Problem requirements >> Of the lines in the records that follow, how many include the word "value"? Answer with a bare number.

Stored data
=-=-=

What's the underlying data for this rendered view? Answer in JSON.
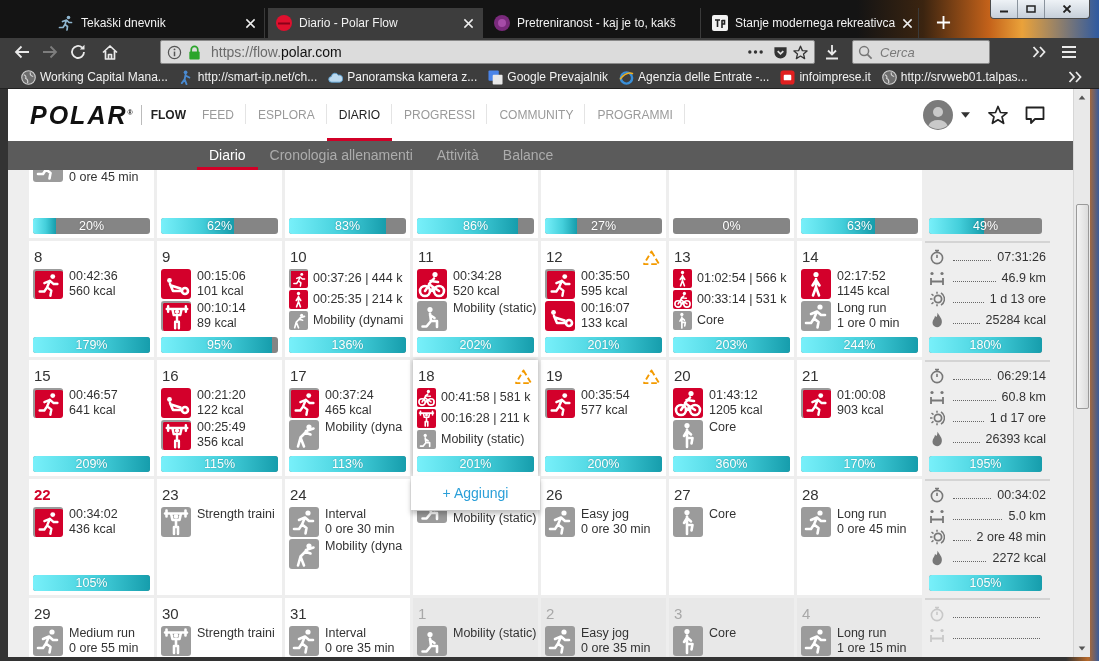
{
  "browser": {
    "tabs": [
      {
        "title": "Tekaški dnevnik",
        "selected": false,
        "closable": true
      },
      {
        "title": "Diario - Polar Flow",
        "selected": true,
        "closable": true
      },
      {
        "title": "Pretreniranost - kaj je to, kakš",
        "selected": false,
        "closable": false
      },
      {
        "title": "Stanje modernega rekreativca",
        "selected": false,
        "closable": true
      }
    ],
    "back_disabled": false,
    "forward_disabled": true,
    "url": {
      "prefix": "https://flow.",
      "domain": "polar.com"
    },
    "search": {
      "placeholder": "Cerca"
    },
    "bookmarks": [
      "Working Capital Mana...",
      "http://smart-ip.net/ch...",
      "Panoramska kamera z...",
      "Google Prevajalnik",
      "Agenzia delle Entrate -...",
      "infoimprese.it",
      "http://srvweb01.talpas..."
    ]
  },
  "header": {
    "logo": "POLAR$^{®}$",
    "product": "FLOW",
    "nav": [
      {
        "label": "FEED",
        "selected": false
      },
      {
        "label": "ESPLORA",
        "selected": false
      },
      {
        "label": "DIARIO",
        "selected": true
      },
      {
        "label": "PROGRESSI",
        "selected": false
      },
      {
        "label": "COMMUNITY",
        "selected": false
      },
      {
        "label": "PROGRAMMI",
        "selected": false
      }
    ]
  },
  "subnav": [
    {
      "label": "Diario",
      "selected": true
    },
    {
      "label": "Cronologia allenamenti",
      "selected": false
    },
    {
      "label": "Attività",
      "selected": false
    },
    {
      "label": "Balance",
      "selected": false
    }
  ],
  "calendar": {
    "weeks": [
      {
        "days": [
          {
            "entries": [
              {
                "kind": "run",
                "done": false,
                "planned": true,
                "lines": [
                  "0 ore 45 min"
                ]
              }
            ],
            "bar": {
              "label": "20%",
              "level": 0.2
            }
          },
          {
            "bar": {
              "label": "62%",
              "level": 0.62
            }
          },
          {
            "bar": {
              "label": "83%",
              "level": 0.83
            }
          },
          {
            "bar": {
              "label": "86%",
              "level": 0.86
            }
          },
          {
            "bar": {
              "label": "27%",
              "level": 0.27
            }
          },
          {
            "bar": {
              "label": "0%",
              "level": 0
            }
          },
          {
            "bar": {
              "label": "63%",
              "level": 0.63
            }
          }
        ],
        "summary": {
          "bar": {
            "label": "49%",
            "level": 0.49
          }
        }
      },
      {
        "days": [
          {
            "date": "8",
            "today": false,
            "outside": false,
            "alert": false,
            "expanded": false,
            "entries": [
              {
                "kind": "run",
                "done": true,
                "planned": true,
                "lines": [
                  "00:42:36",
                  "560 kcal"
                ]
              }
            ],
            "bar": {
              "label": "179%",
              "level": 1
            }
          },
          {
            "date": "9",
            "today": false,
            "outside": false,
            "alert": false,
            "expanded": false,
            "entries": [
              {
                "kind": "sit",
                "done": true,
                "planned": false,
                "lines": [
                  "00:15:06",
                  "101 kcal"
                ]
              },
              {
                "kind": "weights",
                "done": true,
                "planned": true,
                "lines": [
                  "00:10:14",
                  "89 kcal"
                ]
              }
            ],
            "bar": {
              "label": "95%",
              "level": 0.95
            }
          },
          {
            "date": "10",
            "today": false,
            "outside": false,
            "alert": false,
            "expanded": false,
            "entries": [
              {
                "kind": "run",
                "done": true,
                "planned": true,
                "lines": [
                  "00:37:26 | 444 k"
                ]
              },
              {
                "kind": "walk",
                "done": true,
                "planned": false,
                "lines": [
                  "00:25:35 | 214 k"
                ]
              },
              {
                "kind": "stretch",
                "done": false,
                "planned": true,
                "lines": [
                  "Mobility (dynami"
                ]
              }
            ],
            "bar": {
              "label": "136%",
              "level": 1
            }
          },
          {
            "date": "11",
            "today": false,
            "outside": false,
            "alert": false,
            "expanded": false,
            "entries": [
              {
                "kind": "bike",
                "done": true,
                "planned": false,
                "lines": [
                  "00:34:28",
                  "520 kcal"
                ]
              },
              {
                "kind": "lunge",
                "done": false,
                "planned": true,
                "lines": [
                  "Mobility (static)"
                ]
              }
            ],
            "bar": {
              "label": "202%",
              "level": 1
            }
          },
          {
            "date": "12",
            "today": false,
            "outside": false,
            "alert": true,
            "expanded": false,
            "entries": [
              {
                "kind": "run",
                "done": true,
                "planned": true,
                "lines": [
                  "00:35:50",
                  "595 kcal"
                ]
              },
              {
                "kind": "sit",
                "done": true,
                "planned": false,
                "lines": [
                  "00:16:07",
                  "133 kcal"
                ]
              }
            ],
            "bar": {
              "label": "201%",
              "level": 1
            }
          },
          {
            "date": "13",
            "today": false,
            "outside": false,
            "alert": false,
            "expanded": false,
            "entries": [
              {
                "kind": "walk",
                "done": true,
                "planned": false,
                "lines": [
                  "01:02:54 | 566 k"
                ]
              },
              {
                "kind": "bike",
                "done": true,
                "planned": false,
                "lines": [
                  "00:33:14 | 531 k"
                ]
              },
              {
                "kind": "core",
                "done": false,
                "planned": true,
                "lines": [
                  "Core"
                ]
              }
            ],
            "bar": {
              "label": "203%",
              "level": 1
            }
          },
          {
            "date": "14",
            "today": false,
            "outside": false,
            "alert": false,
            "expanded": false,
            "entries": [
              {
                "kind": "walk",
                "done": true,
                "planned": false,
                "lines": [
                  "02:17:52",
                  "1145 kcal"
                ]
              },
              {
                "kind": "run",
                "done": false,
                "planned": true,
                "lines": [
                  "Long run",
                  "1 ore 0 min"
                ]
              }
            ],
            "bar": {
              "label": "244%",
              "level": 1
            }
          }
        ],
        "summary": {
          "stats": [
            {
              "kind": "time",
              "value": "07:31:26"
            },
            {
              "kind": "distance",
              "value": "46.9 km"
            },
            {
              "kind": "load",
              "value": "1 d 13 ore"
            },
            {
              "kind": "calories",
              "value": "25284 kcal"
            }
          ],
          "bar": {
            "label": "180%",
            "level": 1
          }
        }
      },
      {
        "days": [
          {
            "date": "15",
            "today": false,
            "outside": false,
            "alert": false,
            "expanded": false,
            "entries": [
              {
                "kind": "run",
                "done": true,
                "planned": true,
                "lines": [
                  "00:46:57",
                  "641 kcal"
                ]
              }
            ],
            "bar": {
              "label": "209%",
              "level": 1
            }
          },
          {
            "date": "16",
            "today": false,
            "outside": false,
            "alert": false,
            "expanded": false,
            "entries": [
              {
                "kind": "sit",
                "done": true,
                "planned": false,
                "lines": [
                  "00:21:20",
                  "122 kcal"
                ]
              },
              {
                "kind": "weights",
                "done": true,
                "planned": true,
                "lines": [
                  "00:25:49",
                  "356 kcal"
                ]
              }
            ],
            "bar": {
              "label": "115%",
              "level": 1
            }
          },
          {
            "date": "17",
            "today": false,
            "outside": false,
            "alert": false,
            "expanded": false,
            "entries": [
              {
                "kind": "run",
                "done": true,
                "planned": true,
                "lines": [
                  "00:37:24",
                  "465 kcal"
                ]
              },
              {
                "kind": "stretch",
                "done": false,
                "planned": true,
                "lines": [
                  "Mobility (dyna"
                ]
              }
            ],
            "bar": {
              "label": "113%",
              "level": 1
            }
          },
          {
            "date": "18",
            "today": false,
            "outside": false,
            "alert": true,
            "expanded": true,
            "add_label": "+ Aggiungi",
            "entries": [
              {
                "kind": "bike",
                "done": true,
                "planned": false,
                "lines": [
                  "00:41:58 | 581 k"
                ]
              },
              {
                "kind": "weights",
                "done": true,
                "planned": false,
                "lines": [
                  "00:16:28 | 211 k"
                ]
              },
              {
                "kind": "lunge",
                "done": false,
                "planned": true,
                "lines": [
                  "Mobility (static)"
                ]
              }
            ],
            "bar": {
              "label": "201%",
              "level": 1
            }
          },
          {
            "date": "19",
            "today": false,
            "outside": false,
            "alert": true,
            "expanded": false,
            "entries": [
              {
                "kind": "run",
                "done": true,
                "planned": true,
                "lines": [
                  "00:35:54",
                  "577 kcal"
                ]
              }
            ],
            "bar": {
              "label": "200%",
              "level": 1
            }
          },
          {
            "date": "20",
            "today": false,
            "outside": false,
            "alert": false,
            "expanded": false,
            "entries": [
              {
                "kind": "bike",
                "done": true,
                "planned": false,
                "lines": [
                  "01:43:12",
                  "1205 kcal"
                ]
              },
              {
                "kind": "core",
                "done": false,
                "planned": true,
                "lines": [
                  "Core"
                ]
              }
            ],
            "bar": {
              "label": "360%",
              "level": 1
            }
          },
          {
            "date": "21",
            "today": false,
            "outside": false,
            "alert": false,
            "expanded": false,
            "entries": [
              {
                "kind": "run",
                "done": true,
                "planned": true,
                "lines": [
                  "01:00:08",
                  "903 kcal"
                ]
              }
            ],
            "bar": {
              "label": "170%",
              "level": 1
            }
          }
        ],
        "summary": {
          "stats": [
            {
              "kind": "time",
              "value": "06:29:14"
            },
            {
              "kind": "distance",
              "value": "60.8 km"
            },
            {
              "kind": "load",
              "value": "1 d 17 ore"
            },
            {
              "kind": "calories",
              "value": "26393 kcal"
            }
          ],
          "bar": {
            "label": "195%",
            "level": 1
          }
        }
      },
      {
        "days": [
          {
            "date": "22",
            "today": true,
            "outside": false,
            "alert": false,
            "expanded": false,
            "entries": [
              {
                "kind": "run",
                "done": true,
                "planned": true,
                "lines": [
                  "00:34:02",
                  "436 kcal"
                ]
              }
            ],
            "bar": {
              "label": "105%",
              "level": 1
            }
          },
          {
            "date": "23",
            "today": false,
            "outside": false,
            "alert": false,
            "expanded": false,
            "entries": [
              {
                "kind": "weights",
                "done": false,
                "planned": true,
                "lines": [
                  "Strength traini"
                ]
              }
            ]
          },
          {
            "date": "24",
            "today": false,
            "outside": false,
            "alert": false,
            "expanded": false,
            "entries": [
              {
                "kind": "run",
                "done": false,
                "planned": true,
                "lines": [
                  "Interval",
                  "0 ore 30 min"
                ]
              },
              {
                "kind": "stretch",
                "done": false,
                "planned": true,
                "lines": [
                  "Mobility (dyna"
                ]
              }
            ]
          },
          {
            "entries": [
              {
                "kind": "lunge",
                "done": false,
                "planned": true,
                "lines": [
                  "Mobility (static)"
                ]
              }
            ]
          },
          {
            "date": "26",
            "today": false,
            "outside": false,
            "alert": false,
            "expanded": false,
            "entries": [
              {
                "kind": "run",
                "done": false,
                "planned": true,
                "lines": [
                  "Easy jog",
                  "0 ore 30 min"
                ]
              }
            ]
          },
          {
            "date": "27",
            "today": false,
            "outside": false,
            "alert": false,
            "expanded": false,
            "entries": [
              {
                "kind": "core",
                "done": false,
                "planned": true,
                "lines": [
                  "Core"
                ]
              }
            ]
          },
          {
            "date": "28",
            "today": false,
            "outside": false,
            "alert": false,
            "expanded": false,
            "entries": [
              {
                "kind": "run",
                "done": false,
                "planned": true,
                "lines": [
                  "Long run",
                  "0 ore 45 min"
                ]
              }
            ]
          }
        ],
        "summary": {
          "stats": [
            {
              "kind": "time",
              "value": "00:34:02"
            },
            {
              "kind": "distance",
              "value": "5.0 km"
            },
            {
              "kind": "load",
              "value": "2 ore 48 min"
            },
            {
              "kind": "calories",
              "value": "2272 kcal"
            }
          ],
          "bar": {
            "label": "105%",
            "level": 1
          }
        }
      },
      {
        "days": [
          {
            "date": "29",
            "today": false,
            "outside": false,
            "alert": false,
            "expanded": false,
            "entries": [
              {
                "kind": "run",
                "done": false,
                "planned": true,
                "lines": [
                  "Medium run",
                  "0 ore 55 min"
                ]
              }
            ]
          },
          {
            "date": "30",
            "today": false,
            "outside": false,
            "alert": false,
            "expanded": false,
            "entries": [
              {
                "kind": "weights",
                "done": false,
                "planned": true,
                "lines": [
                  "Strength traini"
                ]
              }
            ]
          },
          {
            "date": "31",
            "today": false,
            "outside": false,
            "alert": false,
            "expanded": false,
            "entries": [
              {
                "kind": "run",
                "done": false,
                "planned": true,
                "lines": [
                  "Interval",
                  "0 ore 35 min"
                ]
              }
            ]
          },
          {
            "date": "1",
            "today": false,
            "outside": true,
            "alert": false,
            "expanded": false,
            "entries": [
              {
                "kind": "lunge",
                "done": false,
                "planned": true,
                "lines": [
                  "Mobility (static)"
                ]
              }
            ]
          },
          {
            "date": "2",
            "today": false,
            "outside": true,
            "alert": false,
            "expanded": false,
            "entries": [
              {
                "kind": "run",
                "done": false,
                "planned": true,
                "lines": [
                  "Easy jog",
                  "0 ore 35 min"
                ]
              }
            ]
          },
          {
            "date": "3",
            "today": false,
            "outside": true,
            "alert": false,
            "expanded": false,
            "entries": [
              {
                "kind": "core",
                "done": false,
                "planned": true,
                "lines": [
                  "Core"
                ]
              }
            ]
          },
          {
            "date": "4",
            "today": false,
            "outside": true,
            "alert": false,
            "expanded": false,
            "entries": [
              {
                "kind": "run",
                "done": false,
                "planned": true,
                "lines": [
                  "Long run",
                  "1 ore 15 min"
                ]
              }
            ]
          }
        ],
        "summary": {
          "stats": [
            {
              "kind": "time"
            },
            {
              "kind": "distance"
            }
          ]
        }
      }
    ]
  }
}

=-=-=

Answer to this problem >> 12